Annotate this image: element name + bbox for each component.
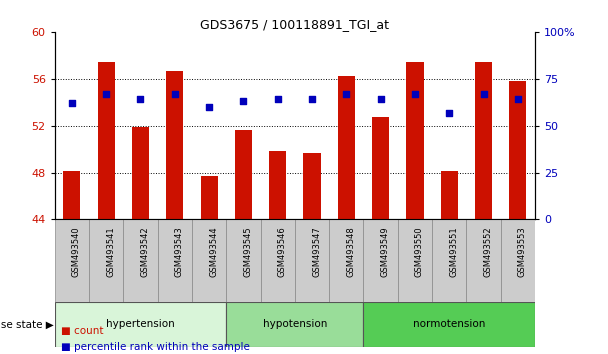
Bar [398, 219, 432, 302]
Text: GSM493551: GSM493551 [449, 226, 458, 276]
Bar [338, 76, 355, 219]
Bar [89, 219, 123, 302]
Point [170, 91, 179, 97]
Point [102, 91, 111, 97]
Bar [157, 219, 192, 302]
Bar [295, 219, 329, 302]
Bar [98, 62, 115, 219]
Bar [261, 219, 295, 302]
Point [444, 110, 454, 115]
Point [513, 97, 523, 102]
Bar [303, 153, 320, 219]
Bar [441, 171, 458, 219]
Bar [63, 171, 80, 219]
Bar [55, 219, 89, 302]
Text: hypertension: hypertension [106, 319, 175, 330]
Text: ■ count: ■ count [61, 326, 103, 336]
Bar [226, 302, 364, 347]
Bar [364, 219, 398, 302]
Bar [432, 219, 466, 302]
Text: GSM493542: GSM493542 [140, 226, 150, 276]
Text: GSM493545: GSM493545 [243, 226, 252, 276]
Title: GDS3675 / 100118891_TGI_at: GDS3675 / 100118891_TGI_at [201, 18, 389, 31]
Text: GSM493547: GSM493547 [312, 226, 321, 277]
Bar [192, 219, 226, 302]
Bar [226, 219, 261, 302]
Bar [123, 219, 157, 302]
Bar [235, 130, 252, 219]
Bar [364, 302, 535, 347]
Text: GSM493540: GSM493540 [72, 226, 81, 276]
Text: GSM493549: GSM493549 [381, 226, 390, 276]
Text: GSM493552: GSM493552 [483, 226, 492, 276]
Text: GSM493553: GSM493553 [518, 226, 527, 277]
Bar [166, 70, 184, 219]
Bar [269, 152, 286, 219]
Text: GSM493546: GSM493546 [278, 226, 287, 277]
Text: GSM493541: GSM493541 [106, 226, 115, 276]
Text: GSM493544: GSM493544 [209, 226, 218, 276]
Point [342, 91, 351, 97]
Bar [475, 62, 492, 219]
Bar [406, 62, 424, 219]
Bar [201, 176, 218, 219]
Text: ■ percentile rank within the sample: ■ percentile rank within the sample [61, 342, 250, 352]
Point [67, 100, 77, 106]
Point [273, 97, 283, 102]
Bar [372, 118, 389, 219]
Point [136, 97, 145, 102]
Point [238, 98, 248, 104]
Bar [466, 219, 501, 302]
Bar [132, 127, 149, 219]
Bar [329, 219, 364, 302]
Text: GSM493550: GSM493550 [415, 226, 424, 276]
Bar [55, 302, 226, 347]
Text: disease state ▶: disease state ▶ [0, 319, 54, 330]
Text: GSM493548: GSM493548 [347, 226, 355, 277]
Point [478, 91, 488, 97]
Bar [510, 81, 527, 219]
Point [204, 104, 214, 110]
Point [410, 91, 420, 97]
Text: normotension: normotension [413, 319, 485, 330]
Text: GSM493543: GSM493543 [174, 226, 184, 277]
Text: hypotension: hypotension [263, 319, 327, 330]
Point [307, 97, 317, 102]
Bar [501, 219, 535, 302]
Point [376, 97, 385, 102]
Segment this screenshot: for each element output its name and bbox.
--*--
Written exercise: Arrange every line of the data above as a Markdown table with the columns "Row" and "Line", numbering the rows and skipping blank lines. Leave the pictures out.

Exercise answer:
| Row | Line |
|---|---|
| 1 | Annotate this image: element name + bbox for each component. |
| 2 | Bar [398, 219, 432, 302] |
| 3 | Text: GSM493551: GSM493551 [449, 226, 458, 276] |
| 4 | Bar [338, 76, 355, 219] |
| 5 | Bar [89, 219, 123, 302] |
| 6 | Point [170, 91, 179, 97] |
| 7 | Point [102, 91, 111, 97] |
| 8 | Bar [157, 219, 192, 302] |
| 9 | Bar [295, 219, 329, 302] |
| 10 | Bar [98, 62, 115, 219] |
| 11 | Bar [261, 219, 295, 302] |
| 12 | Point [444, 110, 454, 115] |
| 13 | Point [513, 97, 523, 102] |
| 14 | Bar [303, 153, 320, 219] |
| 15 | Bar [441, 171, 458, 219] |
| 16 | Bar [63, 171, 80, 219] |
| 17 | Bar [55, 219, 89, 302] |
| 18 | Text: hypertension: hypertension [106, 319, 175, 330] |
| 19 | Text: ■ count: ■ count [61, 326, 103, 336] |
| 20 | Bar [226, 302, 364, 347] |
| 21 | Bar [364, 219, 398, 302] |
| 22 | Bar [432, 219, 466, 302] |
| 23 | Text: GSM493542: GSM493542 [140, 226, 150, 276] |
| 24 | Text: GSM493545: GSM493545 [243, 226, 252, 276] |
| 25 | Title: GDS3675 / 100118891_TGI_at: GDS3675 / 100118891_TGI_at [201, 18, 389, 31] |
| 26 | Text: GSM493547: GSM493547 [312, 226, 321, 277] |
| 27 | Bar [192, 219, 226, 302] |
| 28 | Bar [226, 219, 261, 302] |
| 29 | Bar [123, 219, 157, 302] |
| 30 | Bar [235, 130, 252, 219] |
| 31 | Bar [364, 302, 535, 347] |
| 32 | Text: GSM493540: GSM493540 [72, 226, 81, 276] |
| 33 | Text: GSM493549: GSM493549 [381, 226, 390, 276] |
| 34 | Text: GSM493552: GSM493552 [483, 226, 492, 276] |
| 35 | Text: GSM493553: GSM493553 [518, 226, 527, 277] |
| 36 | Bar [166, 70, 184, 219] |
| 37 | Bar [269, 152, 286, 219] |
| 38 | Text: GSM493546: GSM493546 [278, 226, 287, 277] |
| 39 | Text: GSM493541: GSM493541 [106, 226, 115, 276] |
| 40 | Text: GSM493544: GSM493544 [209, 226, 218, 276] |
| 41 | Point [342, 91, 351, 97] |
| 42 | Bar [475, 62, 492, 219] |
| 43 | Bar [406, 62, 424, 219] |
| 44 | Bar [201, 176, 218, 219] |
| 45 | Text: ■ percentile rank within the sample: ■ percentile rank within the sample [61, 342, 250, 352] |
| 46 | Point [67, 100, 77, 106] |
| 47 | Point [273, 97, 283, 102] |
| 48 | Bar [372, 118, 389, 219] |
| 49 | Point [136, 97, 145, 102] |
| 50 | Point [238, 98, 248, 104] |
| 51 | Bar [466, 219, 501, 302] |
| 52 | Bar [132, 127, 149, 219] |
| 53 | Bar [329, 219, 364, 302] |
| 54 | Text: GSM493550: GSM493550 [415, 226, 424, 276] |
| 55 | Bar [55, 302, 226, 347] |
| 56 | Text: disease state ▶: disease state ▶ [0, 319, 54, 330] |
| 57 | Text: GSM493548: GSM493548 [347, 226, 355, 277] |
| 58 | Point [478, 91, 488, 97] |
| 59 | Bar [510, 81, 527, 219] |
| 60 | Point [204, 104, 214, 110] |
| 61 | Point [410, 91, 420, 97] |
| 62 | Text: normotension: normotension [413, 319, 485, 330] |
| 63 | Text: GSM493543: GSM493543 [174, 226, 184, 277] |
| 64 | Text: hypotension: hypotension [263, 319, 327, 330] |
| 65 | Point [307, 97, 317, 102] |
| 66 | Bar [501, 219, 535, 302] |
| 67 | Point [376, 97, 385, 102] |
| 68 | Segment this screenshot: for each element output its name and bbox. |